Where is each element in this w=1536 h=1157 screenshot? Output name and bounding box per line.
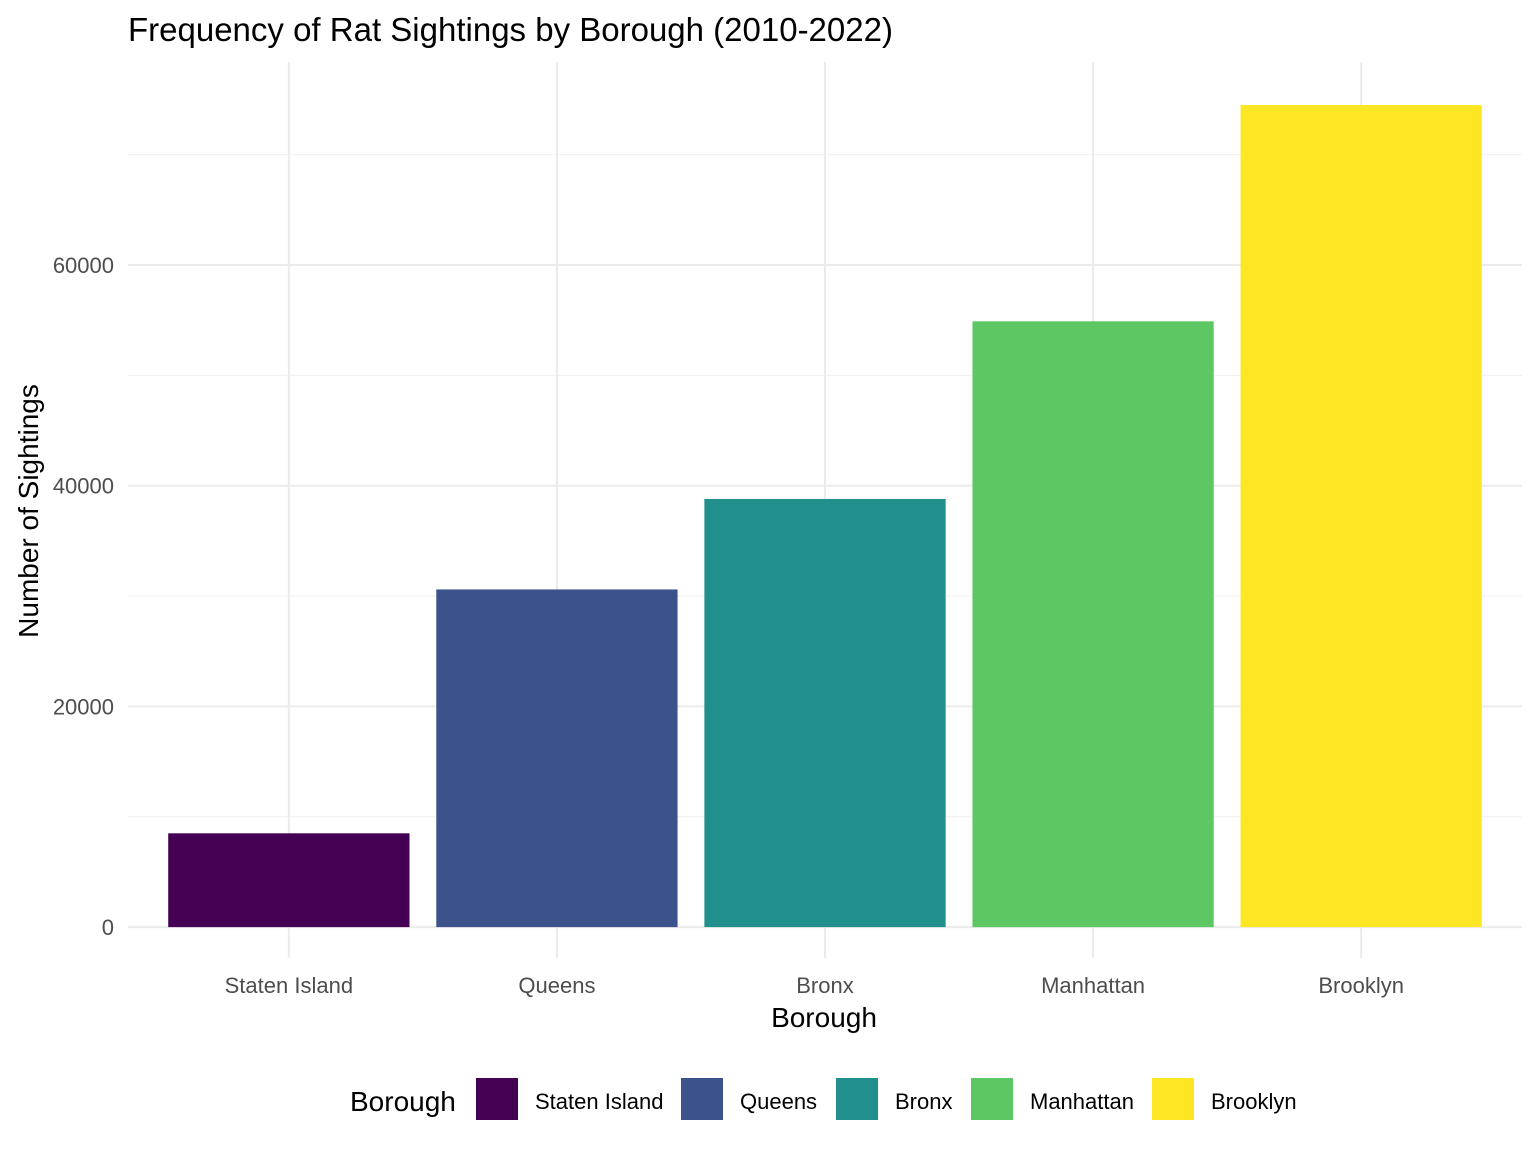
bar-bronx (704, 498, 946, 928)
legend-title: Borough (350, 1086, 456, 1117)
legend-key (836, 1078, 878, 1120)
x-tick-label: Queens (518, 973, 595, 998)
y-tick-label: 40000 (53, 474, 114, 499)
x-tick-label: Staten Island (225, 973, 353, 998)
legend-label: Queens (740, 1089, 817, 1114)
legend-key (971, 1078, 1013, 1120)
legend-key (681, 1078, 723, 1120)
legend-items: Staten Island Queens Bronx Manhattan Brookly… (476, 1078, 1297, 1120)
y-tick-label: 20000 (53, 694, 114, 719)
bar-brooklyn (1240, 105, 1482, 928)
bar-queens (436, 589, 678, 928)
legend-key (1152, 1078, 1194, 1120)
bar-manhattan (972, 321, 1214, 928)
y-axis-ticks: 0 20000 40000 60000 (53, 253, 114, 940)
y-tick-label: 0 (102, 915, 114, 940)
legend-label: Staten Island (535, 1089, 663, 1114)
y-tick-label: 60000 (53, 253, 114, 278)
chart-title: Frequency of Rat Sightings by Borough (2… (128, 11, 893, 48)
legend: Borough Staten Island Queens Bronx Manhatta… (350, 1078, 1297, 1120)
x-tick-label: Bronx (796, 973, 853, 998)
legend-key (476, 1078, 518, 1120)
x-tick-label: Brooklyn (1318, 973, 1404, 998)
legend-label: Brooklyn (1211, 1089, 1297, 1114)
bar-staten-island (168, 833, 410, 928)
legend-label: Bronx (895, 1089, 952, 1114)
x-axis-title: Borough (771, 1002, 877, 1033)
y-axis-title: Number of Sightings (13, 384, 44, 638)
legend-label: Manhattan (1030, 1089, 1134, 1114)
bars-layer (168, 105, 1482, 928)
x-axis-ticks: Staten Island Queens Bronx Manhattan Brookly… (225, 973, 1404, 998)
x-tick-label: Manhattan (1041, 973, 1145, 998)
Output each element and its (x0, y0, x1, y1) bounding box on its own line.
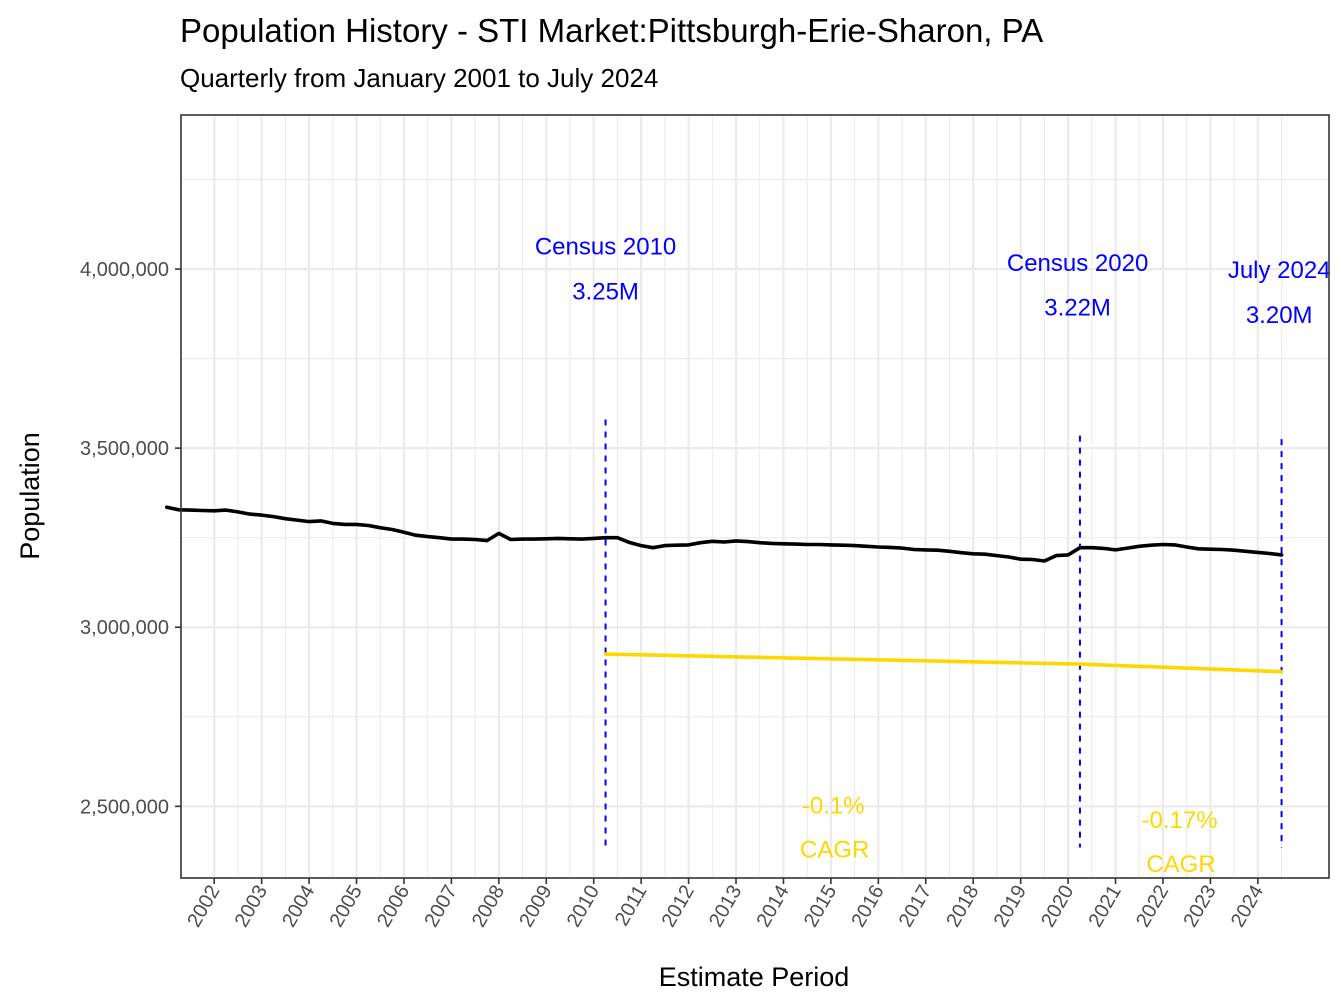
y-tick-label: 4,000,000 (80, 259, 169, 281)
x-tick-label: 2014 (752, 882, 793, 932)
reference-line-value: 3.22M (1044, 295, 1111, 322)
reference-line-label: July 2024 (1228, 257, 1331, 284)
x-tick-label: 2019 (990, 882, 1031, 932)
x-tick-label: 2008 (468, 882, 509, 932)
x-tick-label: 2006 (373, 882, 414, 932)
chart-title: Population History - STI Market:Pittsbur… (180, 12, 1044, 49)
cagr-value-label: -0.17% (1142, 807, 1218, 834)
cagr-caption-label: CAGR (1146, 851, 1215, 878)
x-tick-label: 2018 (942, 882, 983, 932)
x-axis-title: Estimate Period (659, 962, 850, 992)
x-tick-label: 2013 (705, 882, 746, 932)
annotations-layer: Census 2010 3.25M Census 2020 3.22M July 202… (535, 234, 1331, 878)
x-tick-label: 2016 (847, 882, 888, 932)
y-tick-label: 2,500,000 (80, 796, 169, 818)
reference-line-label: Census 2010 (535, 234, 676, 261)
population-line (165, 505, 1284, 563)
cagr-caption-label: CAGR (800, 837, 869, 864)
axis-layer: 2,500,000 3,000,000 3,500,000 4,000,000 2002… (80, 259, 1268, 931)
x-tick-label: 2005 (326, 882, 367, 932)
y-tick-label: 3,000,000 (80, 617, 169, 639)
x-tick-label: 2011 (611, 882, 652, 930)
x-tick-label: 2003 (231, 882, 272, 932)
cagr-value-label: -0.1% (802, 793, 865, 820)
cagr-trend-line (603, 652, 1284, 674)
x-tick-label: 2012 (658, 882, 699, 932)
x-tick-label: 2022 (1132, 882, 1173, 932)
x-tick-label: 2017 (895, 882, 936, 932)
x-tick-label: 2015 (800, 882, 841, 932)
x-tick-label: 2023 (1179, 882, 1220, 932)
grid-layer (181, 115, 1329, 878)
x-tick-label: 2004 (278, 882, 319, 932)
x-tick-label: 2002 (183, 882, 224, 932)
reference-lines-layer (604, 419, 1283, 848)
x-tick-label: 2009 (515, 882, 556, 932)
x-tick-label: 2007 (420, 882, 461, 932)
reference-line-value: 3.20M (1246, 302, 1313, 329)
plot-panel-border (180, 114, 1330, 879)
x-tick-label: 2024 (1227, 882, 1268, 932)
y-tick-label: 3,500,000 (80, 438, 169, 460)
x-tick-label: 2020 (1037, 882, 1078, 932)
reference-line-label: Census 2020 (1007, 250, 1148, 277)
x-tick-label: 2021 (1085, 882, 1126, 932)
y-axis-title: Population (15, 432, 45, 560)
chart-subtitle: Quarterly from January 2001 to July 2024 (180, 63, 659, 93)
reference-line-value: 3.25M (572, 278, 639, 305)
series-layer (165, 505, 1284, 674)
x-tick-label: 2010 (563, 882, 604, 932)
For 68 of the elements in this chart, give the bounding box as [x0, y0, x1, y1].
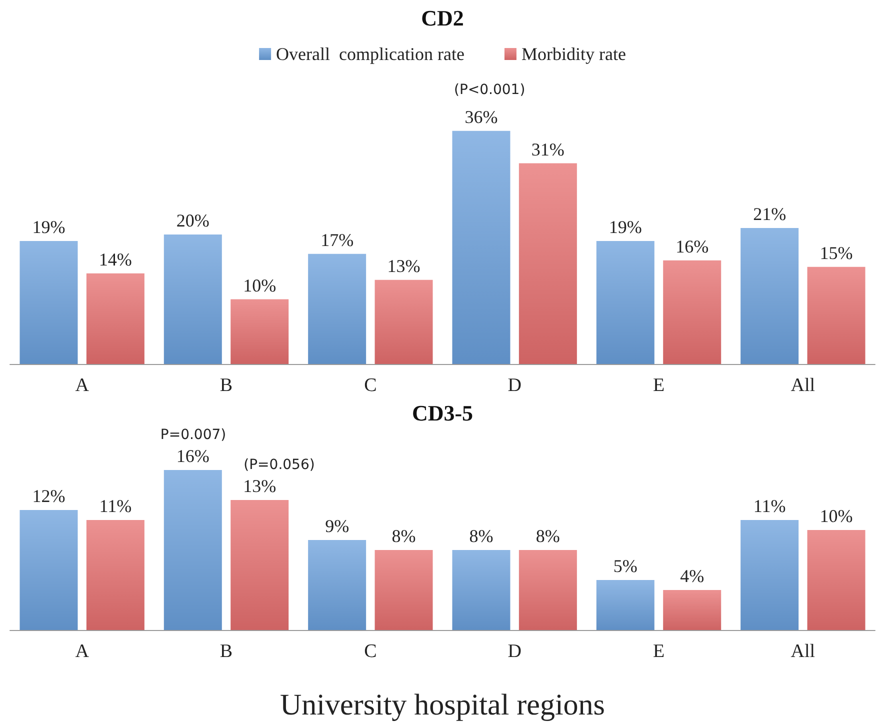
data-label: 16% — [176, 446, 210, 466]
data-label: 12% — [32, 486, 66, 506]
data-label: 10% — [820, 506, 853, 526]
x-tick-label: B — [220, 375, 233, 396]
bar — [86, 273, 144, 364]
data-label: 4% — [680, 566, 704, 586]
data-label: 13% — [387, 256, 420, 276]
data-label: 16% — [676, 236, 709, 256]
x-tick-label: B — [220, 641, 233, 662]
bar — [164, 470, 222, 630]
data-label: 17% — [320, 230, 354, 250]
data-label: 8% — [469, 526, 494, 546]
bar — [596, 580, 654, 630]
data-label: 11% — [99, 496, 132, 516]
data-label: 19% — [608, 216, 642, 237]
bar — [740, 520, 799, 630]
annotation: (P=0.056) — [244, 457, 315, 473]
data-label: 36% — [464, 106, 498, 127]
bar — [452, 130, 510, 364]
annotation: (P<0.001) — [454, 82, 526, 98]
data-label: 8% — [392, 526, 416, 546]
bar — [230, 500, 289, 630]
data-label: 21% — [753, 204, 786, 224]
bar — [20, 240, 78, 364]
chart-title: CD3-5 — [412, 400, 474, 426]
bar — [308, 254, 366, 364]
x-tick-label: All — [790, 375, 816, 396]
bar — [308, 540, 366, 630]
bar — [86, 520, 144, 630]
data-label: 15% — [820, 242, 853, 263]
data-label: 31% — [531, 139, 564, 160]
bar — [663, 590, 722, 630]
bar — [20, 510, 78, 630]
bar — [663, 260, 722, 364]
data-label: 20% — [176, 210, 210, 230]
x-tick-label: D — [508, 375, 522, 396]
chart-title: CD2 — [421, 6, 464, 30]
x-tick-label: C — [364, 375, 377, 396]
x-tick-label: E — [652, 375, 665, 396]
x-tick-label: D — [508, 641, 522, 662]
annotation: P=0.007) — [160, 427, 226, 443]
bar — [518, 550, 577, 630]
bar — [374, 550, 433, 630]
bar — [230, 299, 289, 364]
bar — [740, 228, 799, 364]
data-label: 9% — [325, 516, 350, 536]
data-label: 19% — [32, 216, 66, 237]
data-label: 11% — [753, 496, 786, 516]
data-label: 14% — [98, 249, 132, 270]
x-tick-label: A — [75, 375, 90, 396]
data-label: 5% — [613, 556, 638, 576]
x-tick-label: All — [790, 641, 816, 662]
data-label: 8% — [536, 526, 560, 546]
x-tick-label: C — [364, 641, 377, 662]
legend-label: Morbidity rate — [521, 44, 626, 64]
data-label: 13% — [243, 476, 276, 496]
legend-label: Overall complication rate — [276, 44, 464, 64]
bar — [596, 240, 654, 364]
bar — [452, 550, 510, 630]
x-axis-title: University hospital regions — [280, 688, 605, 722]
bar — [518, 163, 577, 364]
bar — [164, 234, 222, 364]
bar — [807, 530, 866, 630]
bar — [807, 266, 866, 364]
data-label: 10% — [243, 275, 276, 296]
x-tick-label: E — [652, 641, 665, 662]
bar — [374, 280, 433, 364]
x-tick-label: A — [75, 641, 90, 662]
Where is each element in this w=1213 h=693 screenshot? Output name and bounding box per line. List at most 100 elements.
○ ○ ○ ○ ○
> [THE PROBLEM] Can you copy out word for word the stretch of items from the very beginning through the line that contains "Output each element", leaving the pictures out?

> [WRITTEN SOLUTION]
Where is each element in this w=1536 h=1157 screenshot? Output name and bounding box per line.
bar-bronx (704, 498, 946, 928)
legend-title: Borough (350, 1086, 456, 1117)
legend-key (836, 1078, 878, 1120)
x-tick-label: Queens (518, 973, 595, 998)
y-tick-label: 40000 (53, 474, 114, 499)
x-tick-label: Staten Island (225, 973, 353, 998)
legend-label: Queens (740, 1089, 817, 1114)
legend-key (971, 1078, 1013, 1120)
legend-key (681, 1078, 723, 1120)
legend-items: Staten Island Queens Bronx Manhattan Brookly… (476, 1078, 1297, 1120)
y-tick-label: 20000 (53, 694, 114, 719)
bar-brooklyn (1240, 105, 1482, 928)
bar-queens (436, 589, 678, 928)
legend-key (1152, 1078, 1194, 1120)
bar-manhattan (972, 321, 1214, 928)
y-axis-ticks: 0 20000 40000 60000 (53, 253, 114, 940)
y-tick-label: 0 (102, 915, 114, 940)
legend-label: Staten Island (535, 1089, 663, 1114)
y-tick-label: 60000 (53, 253, 114, 278)
chart-title: Frequency of Rat Sightings by Borough (2… (128, 11, 893, 48)
legend: Borough Staten Island Queens Bronx Manhatta… (350, 1078, 1297, 1120)
x-tick-label: Bronx (796, 973, 853, 998)
legend-key (476, 1078, 518, 1120)
x-tick-label: Brooklyn (1318, 973, 1404, 998)
legend-label: Brooklyn (1211, 1089, 1297, 1114)
bar-staten-island (168, 833, 410, 928)
legend-label: Bronx (895, 1089, 952, 1114)
x-axis-title: Borough (771, 1002, 877, 1033)
y-axis-title: Number of Sightings (13, 384, 44, 638)
legend-label: Manhattan (1030, 1089, 1134, 1114)
bars-layer (168, 105, 1482, 928)
x-axis-ticks: Staten Island Queens Bronx Manhattan Brookly… (225, 973, 1404, 998)
x-tick-label: Manhattan (1041, 973, 1145, 998)
Output each element and its (x0, y0, x1, y1) bounding box on its own line.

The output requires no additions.